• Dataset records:
· · · · · · ·

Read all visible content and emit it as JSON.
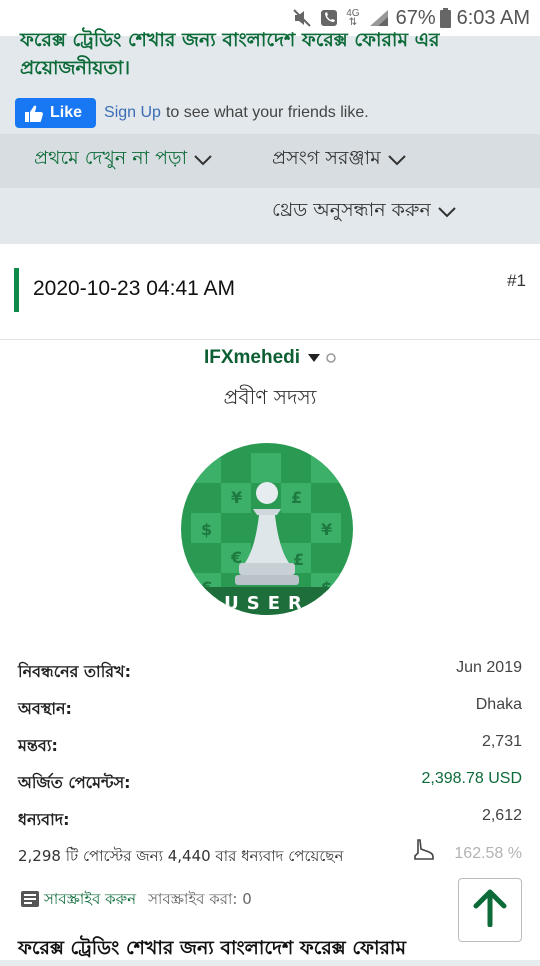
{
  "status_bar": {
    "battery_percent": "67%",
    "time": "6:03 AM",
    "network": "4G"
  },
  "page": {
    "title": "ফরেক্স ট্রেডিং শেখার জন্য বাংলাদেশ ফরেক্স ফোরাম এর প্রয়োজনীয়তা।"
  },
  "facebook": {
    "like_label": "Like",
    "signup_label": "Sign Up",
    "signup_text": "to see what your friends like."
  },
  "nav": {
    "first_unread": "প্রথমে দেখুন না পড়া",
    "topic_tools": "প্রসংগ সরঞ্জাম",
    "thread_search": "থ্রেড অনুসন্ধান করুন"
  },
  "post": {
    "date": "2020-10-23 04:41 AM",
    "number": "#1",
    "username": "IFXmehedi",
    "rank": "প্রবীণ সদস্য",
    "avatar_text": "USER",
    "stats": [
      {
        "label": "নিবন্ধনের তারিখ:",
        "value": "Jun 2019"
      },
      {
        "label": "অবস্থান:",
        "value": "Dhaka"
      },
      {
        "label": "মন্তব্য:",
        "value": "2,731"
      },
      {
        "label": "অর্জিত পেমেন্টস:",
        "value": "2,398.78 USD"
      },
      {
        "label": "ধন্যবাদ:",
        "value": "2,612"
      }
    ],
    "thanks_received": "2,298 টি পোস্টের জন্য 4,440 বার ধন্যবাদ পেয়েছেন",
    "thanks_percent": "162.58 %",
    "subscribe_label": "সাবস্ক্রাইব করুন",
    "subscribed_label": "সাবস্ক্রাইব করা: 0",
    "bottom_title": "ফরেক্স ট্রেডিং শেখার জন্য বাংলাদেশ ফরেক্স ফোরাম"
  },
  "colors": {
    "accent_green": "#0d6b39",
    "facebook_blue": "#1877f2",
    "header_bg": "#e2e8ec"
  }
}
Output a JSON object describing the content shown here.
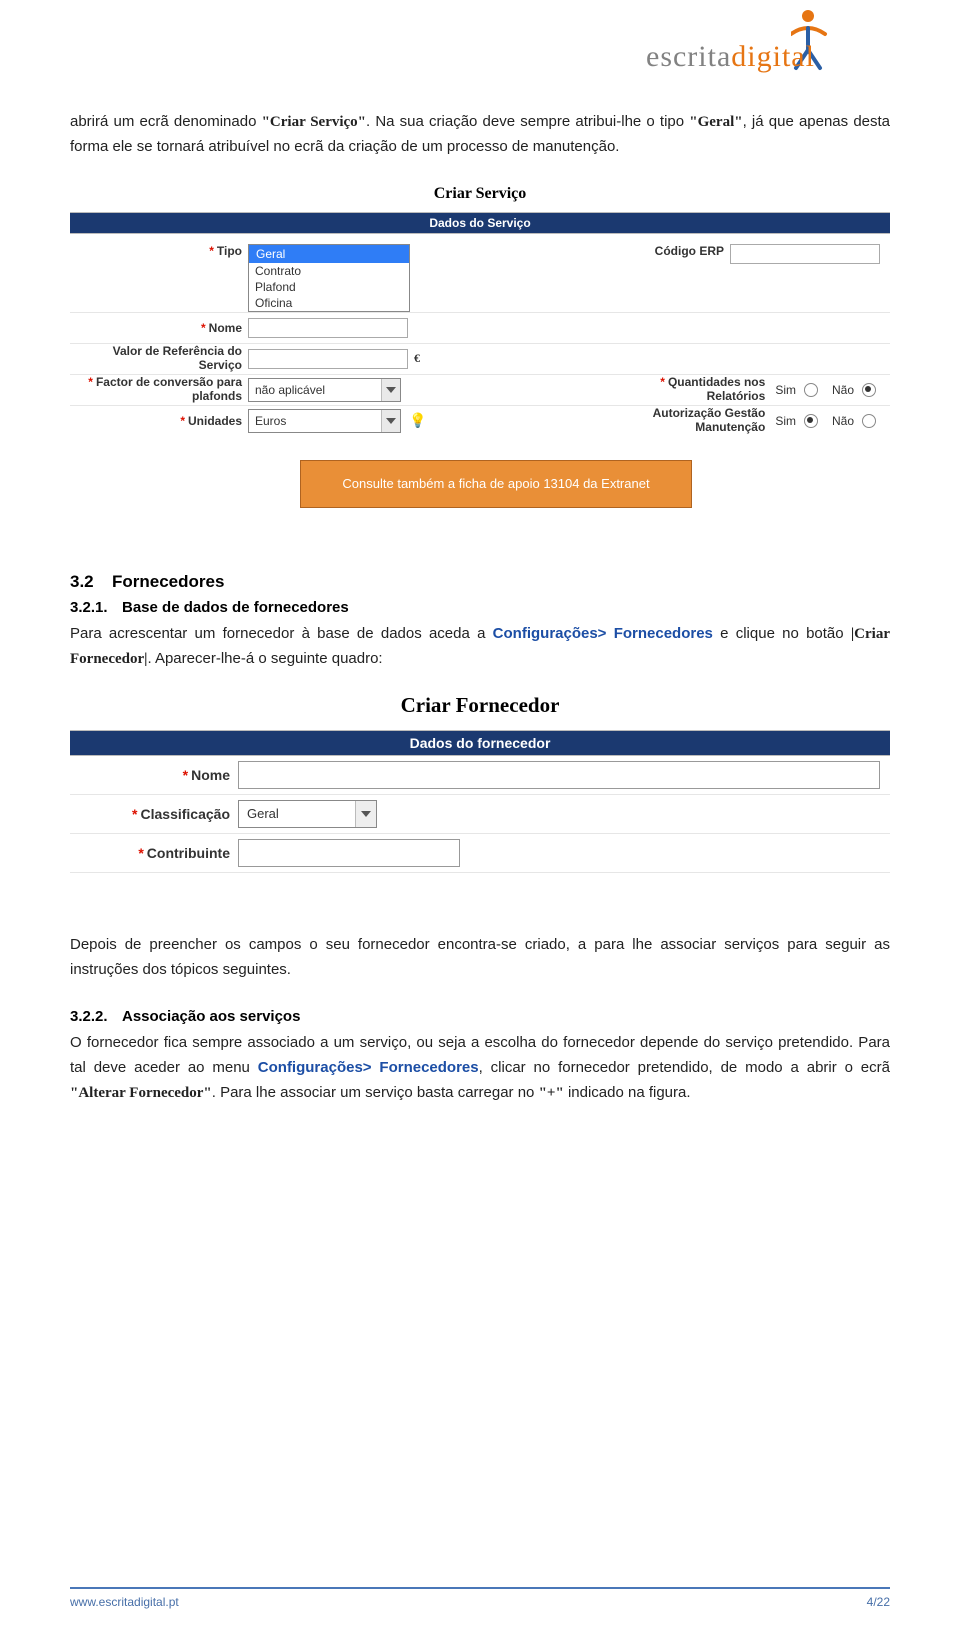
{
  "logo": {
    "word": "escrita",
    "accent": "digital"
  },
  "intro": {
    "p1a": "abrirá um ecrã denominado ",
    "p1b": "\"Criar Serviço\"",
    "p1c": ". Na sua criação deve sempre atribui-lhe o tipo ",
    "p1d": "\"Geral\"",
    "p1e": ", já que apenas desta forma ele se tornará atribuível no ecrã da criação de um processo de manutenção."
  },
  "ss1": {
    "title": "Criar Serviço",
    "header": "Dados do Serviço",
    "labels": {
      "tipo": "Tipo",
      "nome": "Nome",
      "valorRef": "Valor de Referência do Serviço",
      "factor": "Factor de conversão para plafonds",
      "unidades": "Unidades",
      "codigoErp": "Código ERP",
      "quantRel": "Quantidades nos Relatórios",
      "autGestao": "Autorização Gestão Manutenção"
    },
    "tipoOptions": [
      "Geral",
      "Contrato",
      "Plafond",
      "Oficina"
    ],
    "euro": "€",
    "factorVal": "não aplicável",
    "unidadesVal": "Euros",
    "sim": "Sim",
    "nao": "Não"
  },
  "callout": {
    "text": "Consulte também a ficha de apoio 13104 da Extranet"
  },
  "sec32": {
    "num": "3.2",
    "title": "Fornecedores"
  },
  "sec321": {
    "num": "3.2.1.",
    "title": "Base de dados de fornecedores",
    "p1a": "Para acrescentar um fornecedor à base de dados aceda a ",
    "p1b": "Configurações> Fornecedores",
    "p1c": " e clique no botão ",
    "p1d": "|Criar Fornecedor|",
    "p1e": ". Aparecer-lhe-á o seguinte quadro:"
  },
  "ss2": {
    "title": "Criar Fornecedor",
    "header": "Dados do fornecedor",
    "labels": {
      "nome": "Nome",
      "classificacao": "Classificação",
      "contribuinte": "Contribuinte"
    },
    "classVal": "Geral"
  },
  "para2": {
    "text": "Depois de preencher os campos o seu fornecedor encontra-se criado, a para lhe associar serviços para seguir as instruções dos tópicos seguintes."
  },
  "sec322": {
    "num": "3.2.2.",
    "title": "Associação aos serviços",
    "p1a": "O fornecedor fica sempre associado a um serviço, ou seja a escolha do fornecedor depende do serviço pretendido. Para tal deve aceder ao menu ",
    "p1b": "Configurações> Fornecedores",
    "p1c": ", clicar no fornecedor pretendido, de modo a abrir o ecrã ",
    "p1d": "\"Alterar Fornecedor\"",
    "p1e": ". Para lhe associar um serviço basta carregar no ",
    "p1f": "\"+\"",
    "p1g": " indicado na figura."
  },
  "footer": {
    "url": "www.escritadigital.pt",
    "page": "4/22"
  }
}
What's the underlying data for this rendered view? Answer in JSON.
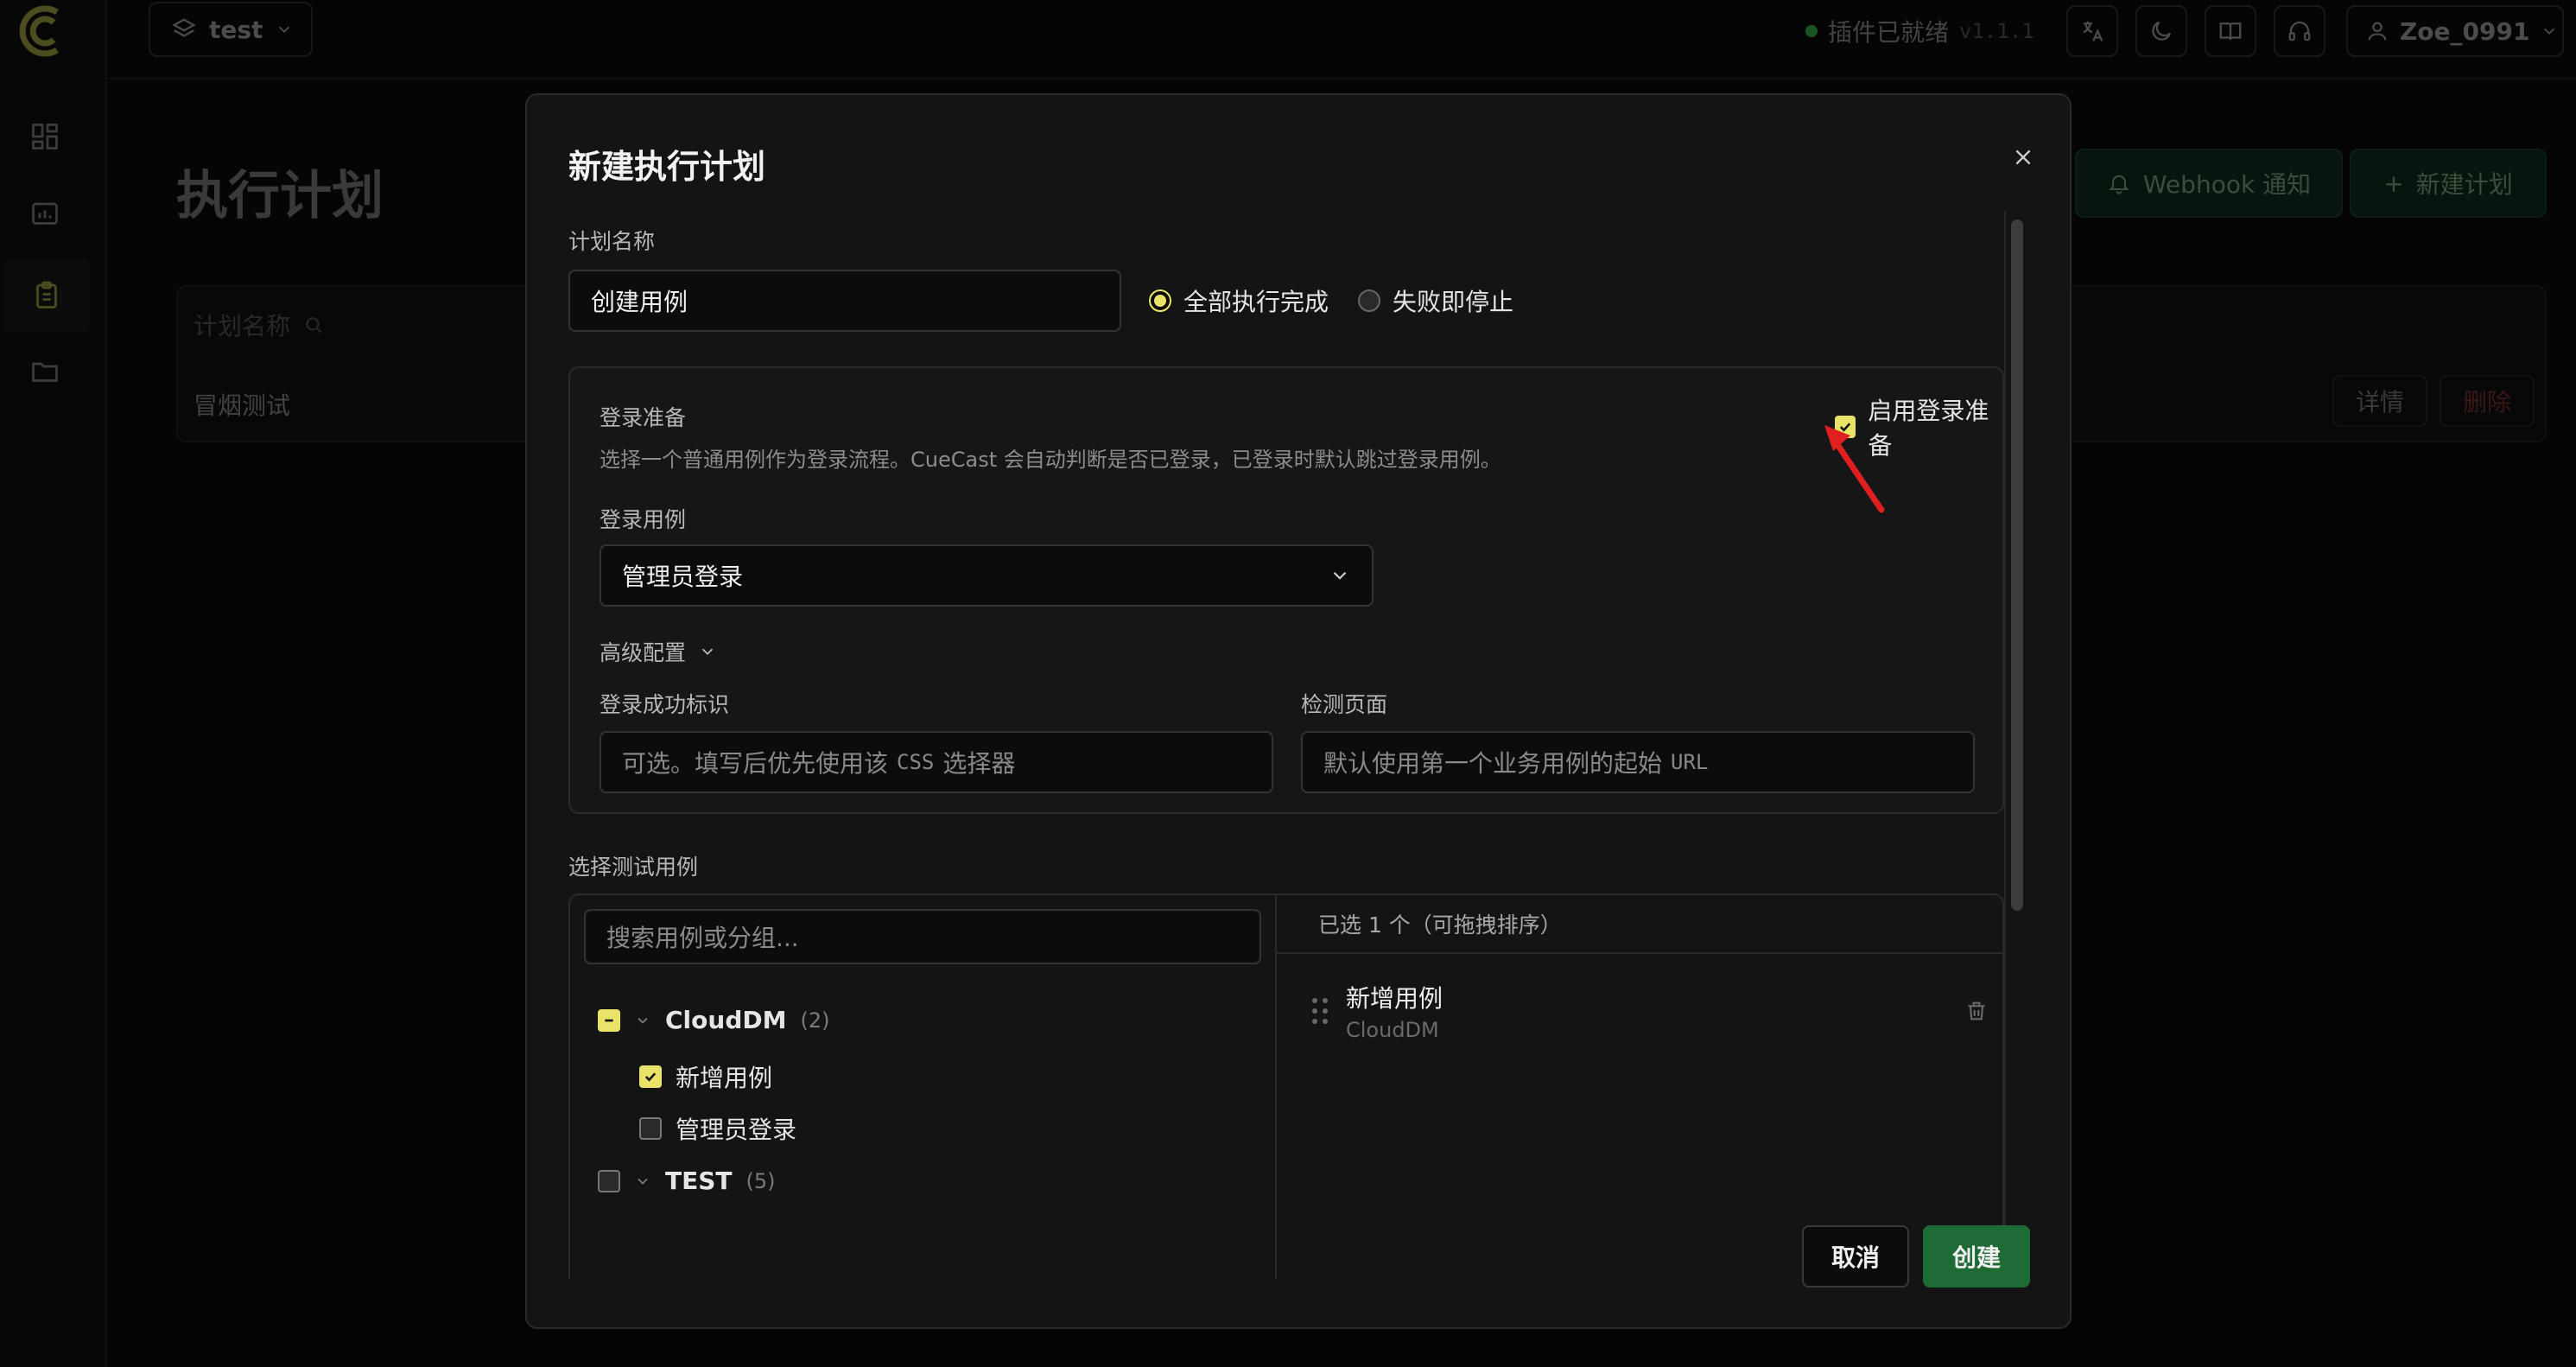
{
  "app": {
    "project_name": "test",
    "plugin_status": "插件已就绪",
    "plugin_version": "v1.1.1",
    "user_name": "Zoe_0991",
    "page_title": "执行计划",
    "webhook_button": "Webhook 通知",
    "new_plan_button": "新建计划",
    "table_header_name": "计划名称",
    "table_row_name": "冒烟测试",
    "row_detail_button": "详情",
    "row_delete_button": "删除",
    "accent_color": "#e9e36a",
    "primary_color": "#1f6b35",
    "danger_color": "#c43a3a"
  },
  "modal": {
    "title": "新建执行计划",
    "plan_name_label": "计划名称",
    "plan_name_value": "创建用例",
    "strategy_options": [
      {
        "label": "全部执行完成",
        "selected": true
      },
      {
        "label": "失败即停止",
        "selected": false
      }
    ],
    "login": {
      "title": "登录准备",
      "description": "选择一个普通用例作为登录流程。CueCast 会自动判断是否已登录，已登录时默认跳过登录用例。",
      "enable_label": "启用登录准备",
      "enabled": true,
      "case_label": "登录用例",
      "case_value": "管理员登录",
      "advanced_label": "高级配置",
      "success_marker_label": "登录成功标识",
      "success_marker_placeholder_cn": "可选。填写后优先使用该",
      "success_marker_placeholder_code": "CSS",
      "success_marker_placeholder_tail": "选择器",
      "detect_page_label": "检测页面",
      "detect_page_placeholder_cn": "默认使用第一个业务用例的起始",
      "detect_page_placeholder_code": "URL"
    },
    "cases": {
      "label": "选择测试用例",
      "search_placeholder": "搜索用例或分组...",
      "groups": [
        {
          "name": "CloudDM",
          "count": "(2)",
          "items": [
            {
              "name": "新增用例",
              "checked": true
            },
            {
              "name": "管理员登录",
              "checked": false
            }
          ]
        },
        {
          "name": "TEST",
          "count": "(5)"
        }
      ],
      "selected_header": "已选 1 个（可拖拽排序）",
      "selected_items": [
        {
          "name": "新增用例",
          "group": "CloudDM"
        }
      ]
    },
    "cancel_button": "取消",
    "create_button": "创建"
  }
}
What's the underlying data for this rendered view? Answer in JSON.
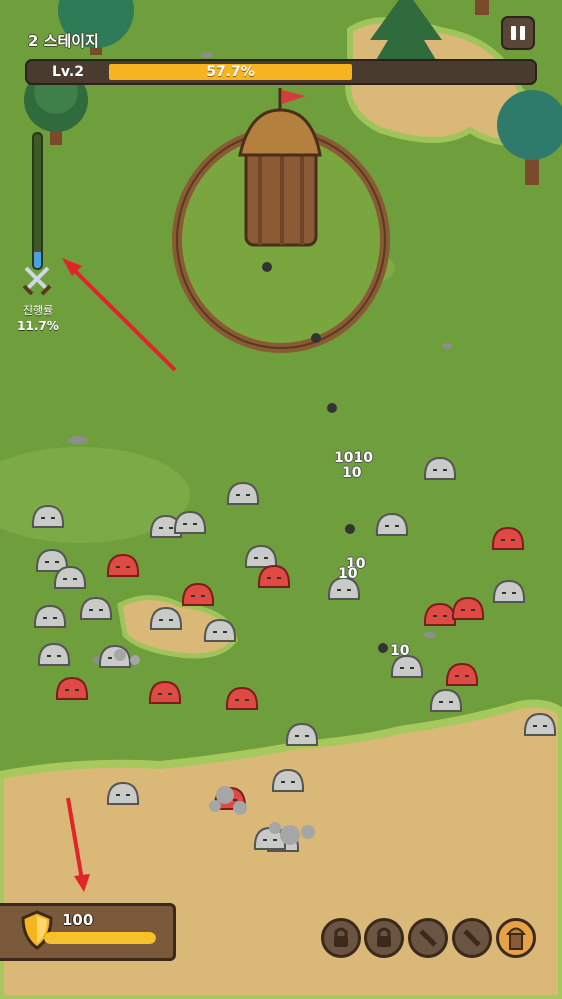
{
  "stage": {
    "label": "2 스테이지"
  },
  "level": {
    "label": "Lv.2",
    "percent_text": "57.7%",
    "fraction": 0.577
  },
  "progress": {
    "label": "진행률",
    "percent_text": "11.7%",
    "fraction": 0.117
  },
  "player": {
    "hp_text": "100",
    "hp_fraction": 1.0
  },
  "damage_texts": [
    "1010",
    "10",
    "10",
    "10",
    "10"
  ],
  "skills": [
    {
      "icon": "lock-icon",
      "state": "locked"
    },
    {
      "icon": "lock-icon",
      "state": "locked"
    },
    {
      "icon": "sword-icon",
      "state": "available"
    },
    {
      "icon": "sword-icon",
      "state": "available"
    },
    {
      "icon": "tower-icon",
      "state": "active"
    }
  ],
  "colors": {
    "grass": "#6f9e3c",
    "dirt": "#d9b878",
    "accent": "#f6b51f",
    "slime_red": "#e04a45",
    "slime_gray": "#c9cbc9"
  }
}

· · · · · · ·

• WHAT YOU NEED TO DO: State how many lines of the entries above include the word "criação", offering no text other than the number.

• COMPLETE ANSWER: 2